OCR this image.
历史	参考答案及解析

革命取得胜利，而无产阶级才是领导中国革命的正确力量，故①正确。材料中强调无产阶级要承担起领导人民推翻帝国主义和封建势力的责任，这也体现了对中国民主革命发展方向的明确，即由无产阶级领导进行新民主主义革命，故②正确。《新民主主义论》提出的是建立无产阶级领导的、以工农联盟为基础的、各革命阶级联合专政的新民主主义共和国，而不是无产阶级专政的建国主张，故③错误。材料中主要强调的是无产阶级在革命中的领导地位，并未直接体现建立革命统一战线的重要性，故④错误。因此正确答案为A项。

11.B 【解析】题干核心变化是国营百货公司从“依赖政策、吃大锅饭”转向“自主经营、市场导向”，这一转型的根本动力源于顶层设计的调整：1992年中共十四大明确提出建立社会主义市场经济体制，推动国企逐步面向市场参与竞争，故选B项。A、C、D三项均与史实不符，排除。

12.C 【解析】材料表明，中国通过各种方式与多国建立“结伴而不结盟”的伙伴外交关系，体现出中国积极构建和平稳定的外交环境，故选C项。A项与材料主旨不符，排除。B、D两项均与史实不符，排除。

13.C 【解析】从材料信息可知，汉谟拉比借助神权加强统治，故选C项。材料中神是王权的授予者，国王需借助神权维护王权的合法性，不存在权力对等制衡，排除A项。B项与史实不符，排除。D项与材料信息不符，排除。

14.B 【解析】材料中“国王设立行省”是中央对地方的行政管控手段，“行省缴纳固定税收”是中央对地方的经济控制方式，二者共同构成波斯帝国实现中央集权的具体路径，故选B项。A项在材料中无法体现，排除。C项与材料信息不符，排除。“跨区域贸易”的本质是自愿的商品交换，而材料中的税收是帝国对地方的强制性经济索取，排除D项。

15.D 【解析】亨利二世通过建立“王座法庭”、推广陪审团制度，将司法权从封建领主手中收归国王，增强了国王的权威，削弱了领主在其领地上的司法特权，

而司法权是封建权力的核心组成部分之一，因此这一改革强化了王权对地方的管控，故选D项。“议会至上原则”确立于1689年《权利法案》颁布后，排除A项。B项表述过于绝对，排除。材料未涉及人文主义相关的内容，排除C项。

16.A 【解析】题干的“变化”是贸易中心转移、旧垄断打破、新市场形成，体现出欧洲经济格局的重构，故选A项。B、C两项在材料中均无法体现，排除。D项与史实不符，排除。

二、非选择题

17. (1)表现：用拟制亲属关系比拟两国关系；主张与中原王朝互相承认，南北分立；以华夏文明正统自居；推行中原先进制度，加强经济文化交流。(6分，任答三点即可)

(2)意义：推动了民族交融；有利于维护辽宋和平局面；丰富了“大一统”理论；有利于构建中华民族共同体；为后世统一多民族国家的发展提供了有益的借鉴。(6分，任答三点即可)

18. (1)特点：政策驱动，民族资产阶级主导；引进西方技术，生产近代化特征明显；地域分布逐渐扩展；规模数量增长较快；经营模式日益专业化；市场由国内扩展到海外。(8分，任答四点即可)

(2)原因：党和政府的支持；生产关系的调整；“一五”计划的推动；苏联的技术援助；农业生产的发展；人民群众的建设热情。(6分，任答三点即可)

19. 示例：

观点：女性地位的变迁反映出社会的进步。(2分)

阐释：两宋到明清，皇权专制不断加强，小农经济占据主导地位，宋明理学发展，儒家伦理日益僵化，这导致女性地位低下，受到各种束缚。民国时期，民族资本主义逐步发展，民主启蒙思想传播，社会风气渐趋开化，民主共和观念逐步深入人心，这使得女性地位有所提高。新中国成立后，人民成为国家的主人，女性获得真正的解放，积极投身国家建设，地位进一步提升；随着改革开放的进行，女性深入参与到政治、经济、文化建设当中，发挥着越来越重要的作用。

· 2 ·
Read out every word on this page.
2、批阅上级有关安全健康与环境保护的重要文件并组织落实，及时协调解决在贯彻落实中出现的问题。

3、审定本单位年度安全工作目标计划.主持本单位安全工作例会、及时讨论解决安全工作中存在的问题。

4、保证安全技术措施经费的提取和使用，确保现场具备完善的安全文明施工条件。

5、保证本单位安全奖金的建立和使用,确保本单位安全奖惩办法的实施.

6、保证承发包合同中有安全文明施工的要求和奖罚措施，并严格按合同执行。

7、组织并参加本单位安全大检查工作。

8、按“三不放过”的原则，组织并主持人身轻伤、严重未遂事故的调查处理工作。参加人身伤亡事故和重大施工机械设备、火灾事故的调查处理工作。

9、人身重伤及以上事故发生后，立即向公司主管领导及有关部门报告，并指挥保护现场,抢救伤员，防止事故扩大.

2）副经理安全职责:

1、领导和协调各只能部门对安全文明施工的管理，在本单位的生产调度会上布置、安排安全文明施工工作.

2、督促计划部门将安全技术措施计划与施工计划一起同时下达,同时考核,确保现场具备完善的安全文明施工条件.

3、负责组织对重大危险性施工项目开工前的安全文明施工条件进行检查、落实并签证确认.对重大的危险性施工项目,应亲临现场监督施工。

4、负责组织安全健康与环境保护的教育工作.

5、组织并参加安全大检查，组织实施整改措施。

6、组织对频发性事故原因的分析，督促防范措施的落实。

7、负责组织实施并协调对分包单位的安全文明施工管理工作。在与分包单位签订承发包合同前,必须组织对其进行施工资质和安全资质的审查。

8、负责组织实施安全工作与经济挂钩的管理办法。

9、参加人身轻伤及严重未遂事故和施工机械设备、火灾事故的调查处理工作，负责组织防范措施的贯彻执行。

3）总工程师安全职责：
--*--
### Given request:
Considering only the records above, state the number of lines that include the word "确保现场具备完善的安全文明施工条件", with nothing added.

### Output below:
2